--- BEGIN ---

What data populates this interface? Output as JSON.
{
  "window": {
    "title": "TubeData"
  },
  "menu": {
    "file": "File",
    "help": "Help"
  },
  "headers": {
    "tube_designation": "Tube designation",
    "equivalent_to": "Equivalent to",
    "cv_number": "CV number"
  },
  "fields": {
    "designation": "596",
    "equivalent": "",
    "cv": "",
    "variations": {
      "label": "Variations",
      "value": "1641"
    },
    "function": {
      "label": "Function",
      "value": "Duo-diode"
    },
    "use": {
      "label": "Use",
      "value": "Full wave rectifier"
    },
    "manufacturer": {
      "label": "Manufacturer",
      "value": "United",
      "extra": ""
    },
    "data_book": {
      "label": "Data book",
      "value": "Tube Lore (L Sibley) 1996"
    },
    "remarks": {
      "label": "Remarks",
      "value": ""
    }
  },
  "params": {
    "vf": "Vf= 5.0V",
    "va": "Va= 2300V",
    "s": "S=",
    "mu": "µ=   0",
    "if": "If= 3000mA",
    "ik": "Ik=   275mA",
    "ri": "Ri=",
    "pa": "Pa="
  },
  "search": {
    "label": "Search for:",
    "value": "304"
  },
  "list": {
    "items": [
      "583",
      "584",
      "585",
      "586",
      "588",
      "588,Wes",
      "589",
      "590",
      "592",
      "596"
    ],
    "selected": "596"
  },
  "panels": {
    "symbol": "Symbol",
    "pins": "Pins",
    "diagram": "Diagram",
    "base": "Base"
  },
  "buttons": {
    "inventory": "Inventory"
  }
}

--- END ---

Repeat all the records. Match each line exactly.

SOLUTION TO THE EXERCISE:
What data populates this interface? Output as JSON.
{
  "window": {
    "title": "TubeData"
  },
  "menu": {
    "file": "File",
    "help": "Help"
  },
  "headers": {
    "tube_designation": "Tube designation",
    "equivalent_to": "Equivalent to",
    "cv_number": "CV number"
  },
  "fields": {
    "designation": "596",
    "equivalent": "",
    "cv": "",
    "variations": {
      "label": "Variations",
      "value": "1641"
    },
    "function": {
      "label": "Function",
      "value": "Duo-diode"
    },
    "use": {
      "label": "Use",
      "value": "Full wave rectifier"
    },
    "manufacturer": {
      "label": "Manufacturer",
      "value": "United",
      "extra": ""
    },
    "data_book": {
      "label": "Data book",
      "value": "Tube Lore (L Sibley) 1996"
    },
    "remarks": {
      "label": "Remarks",
      "value": ""
    }
  },
  "params": {
    "vf": "Vf= 5.0V",
    "va": "Va= 2300V",
    "s": "S=",
    "mu": "µ=   0",
    "if": "If= 3000mA",
    "ik": "Ik=   275mA",
    "ri": "Ri=",
    "pa": "Pa="
  },
  "search": {
    "label": "Search for:",
    "value": "304"
  },
  "list": {
    "items": [
      "583",
      "584",
      "585",
      "586",
      "588",
      "588,Wes",
      "589",
      "590",
      "592",
      "596"
    ],
    "selected": "596"
  },
  "panels": {
    "symbol": "Symbol",
    "pins": "Pins",
    "diagram": "Diagram",
    "base": "Base"
  },
  "buttons": {
    "inventory": "Inventory"
  }
}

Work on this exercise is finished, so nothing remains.